-- Start INPUT ROWS --

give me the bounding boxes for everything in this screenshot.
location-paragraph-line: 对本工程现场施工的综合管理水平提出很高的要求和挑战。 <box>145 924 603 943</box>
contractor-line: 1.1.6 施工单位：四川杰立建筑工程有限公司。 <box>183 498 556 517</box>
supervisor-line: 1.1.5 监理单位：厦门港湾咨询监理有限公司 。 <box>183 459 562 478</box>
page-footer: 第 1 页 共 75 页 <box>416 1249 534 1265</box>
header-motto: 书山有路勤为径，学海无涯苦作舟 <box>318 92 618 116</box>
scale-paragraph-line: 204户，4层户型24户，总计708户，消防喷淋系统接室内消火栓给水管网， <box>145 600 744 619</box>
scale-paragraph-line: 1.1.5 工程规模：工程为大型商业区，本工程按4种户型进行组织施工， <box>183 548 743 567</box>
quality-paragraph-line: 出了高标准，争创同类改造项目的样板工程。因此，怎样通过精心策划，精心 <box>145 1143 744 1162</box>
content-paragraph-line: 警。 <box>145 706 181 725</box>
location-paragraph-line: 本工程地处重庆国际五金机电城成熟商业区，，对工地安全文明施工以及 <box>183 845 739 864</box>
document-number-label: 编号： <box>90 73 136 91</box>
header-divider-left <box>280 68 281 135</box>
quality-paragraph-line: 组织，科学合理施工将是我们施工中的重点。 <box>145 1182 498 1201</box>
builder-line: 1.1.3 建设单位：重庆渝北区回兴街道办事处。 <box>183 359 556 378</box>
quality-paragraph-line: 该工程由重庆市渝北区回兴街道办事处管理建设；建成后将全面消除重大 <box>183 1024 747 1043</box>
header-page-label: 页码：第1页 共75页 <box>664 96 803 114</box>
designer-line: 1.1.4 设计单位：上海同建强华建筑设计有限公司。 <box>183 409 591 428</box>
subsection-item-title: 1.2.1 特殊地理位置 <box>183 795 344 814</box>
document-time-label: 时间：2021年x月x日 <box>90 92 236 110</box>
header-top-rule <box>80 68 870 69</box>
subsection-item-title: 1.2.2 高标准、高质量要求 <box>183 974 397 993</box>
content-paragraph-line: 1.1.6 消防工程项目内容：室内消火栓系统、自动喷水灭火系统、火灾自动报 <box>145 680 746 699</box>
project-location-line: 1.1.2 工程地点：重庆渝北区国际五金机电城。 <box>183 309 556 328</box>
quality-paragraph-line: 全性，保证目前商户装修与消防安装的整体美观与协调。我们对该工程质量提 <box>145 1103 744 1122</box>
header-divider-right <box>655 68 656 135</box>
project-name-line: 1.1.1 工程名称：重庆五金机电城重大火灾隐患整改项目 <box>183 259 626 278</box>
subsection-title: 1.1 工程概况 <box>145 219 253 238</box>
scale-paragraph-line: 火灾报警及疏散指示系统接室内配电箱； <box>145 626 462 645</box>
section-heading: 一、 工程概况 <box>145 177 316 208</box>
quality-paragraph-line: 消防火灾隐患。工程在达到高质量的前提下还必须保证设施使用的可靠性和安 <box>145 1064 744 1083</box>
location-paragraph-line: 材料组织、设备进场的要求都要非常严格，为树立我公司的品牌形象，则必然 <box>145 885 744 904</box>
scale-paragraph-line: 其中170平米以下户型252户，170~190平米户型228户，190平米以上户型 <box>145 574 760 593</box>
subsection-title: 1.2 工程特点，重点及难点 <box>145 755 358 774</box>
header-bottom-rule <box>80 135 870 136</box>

-- End INPUT ROWS --

▶ _DO THIS_
Copy out every row above character for character, changing nothing.

▶ _EXPECTED ANSWER_
give me the bounding boxes for everything in this screenshot.
location-paragraph-line: 对本工程现场施工的综合管理水平提出很高的要求和挑战。 <box>145 924 603 943</box>
contractor-line: 1.1.6 施工单位：四川杰立建筑工程有限公司。 <box>183 498 556 517</box>
supervisor-line: 1.1.5 监理单位：厦门港湾咨询监理有限公司 。 <box>183 459 562 478</box>
page-footer: 第 1 页 共 75 页 <box>416 1249 534 1265</box>
header-motto: 书山有路勤为径，学海无涯苦作舟 <box>318 92 618 116</box>
scale-paragraph-line: 204户，4层户型24户，总计708户，消防喷淋系统接室内消火栓给水管网， <box>145 600 744 619</box>
scale-paragraph-line: 1.1.5 工程规模：工程为大型商业区，本工程按4种户型进行组织施工， <box>183 548 743 567</box>
quality-paragraph-line: 出了高标准，争创同类改造项目的样板工程。因此，怎样通过精心策划，精心 <box>145 1143 744 1162</box>
content-paragraph-line: 警。 <box>145 706 181 725</box>
location-paragraph-line: 本工程地处重庆国际五金机电城成熟商业区，，对工地安全文明施工以及 <box>183 845 739 864</box>
document-number-label: 编号： <box>90 73 136 91</box>
header-divider-left <box>280 68 281 135</box>
quality-paragraph-line: 组织，科学合理施工将是我们施工中的重点。 <box>145 1182 498 1201</box>
builder-line: 1.1.3 建设单位：重庆渝北区回兴街道办事处。 <box>183 359 556 378</box>
quality-paragraph-line: 该工程由重庆市渝北区回兴街道办事处管理建设；建成后将全面消除重大 <box>183 1024 747 1043</box>
header-page-label: 页码：第1页 共75页 <box>664 96 803 114</box>
designer-line: 1.1.4 设计单位：上海同建强华建筑设计有限公司。 <box>183 409 591 428</box>
subsection-item-title: 1.2.1 特殊地理位置 <box>183 795 344 814</box>
document-time-label: 时间：2021年x月x日 <box>90 92 236 110</box>
header-top-rule <box>80 68 870 69</box>
subsection-item-title: 1.2.2 高标准、高质量要求 <box>183 974 397 993</box>
content-paragraph-line: 1.1.6 消防工程项目内容：室内消火栓系统、自动喷水灭火系统、火灾自动报 <box>145 680 746 699</box>
project-location-line: 1.1.2 工程地点：重庆渝北区国际五金机电城。 <box>183 309 556 328</box>
quality-paragraph-line: 全性，保证目前商户装修与消防安装的整体美观与协调。我们对该工程质量提 <box>145 1103 744 1122</box>
header-divider-right <box>655 68 656 135</box>
project-name-line: 1.1.1 工程名称：重庆五金机电城重大火灾隐患整改项目 <box>183 259 626 278</box>
subsection-title: 1.1 工程概况 <box>145 219 253 238</box>
scale-paragraph-line: 火灾报警及疏散指示系统接室内配电箱； <box>145 626 462 645</box>
section-heading: 一、 工程概况 <box>145 177 316 208</box>
quality-paragraph-line: 消防火灾隐患。工程在达到高质量的前提下还必须保证设施使用的可靠性和安 <box>145 1064 744 1083</box>
location-paragraph-line: 材料组织、设备进场的要求都要非常严格，为树立我公司的品牌形象，则必然 <box>145 885 744 904</box>
scale-paragraph-line: 其中170平米以下户型252户，170~190平米户型228户，190平米以上户型 <box>145 574 760 593</box>
subsection-title: 1.2 工程特点，重点及难点 <box>145 755 358 774</box>
header-bottom-rule <box>80 135 870 136</box>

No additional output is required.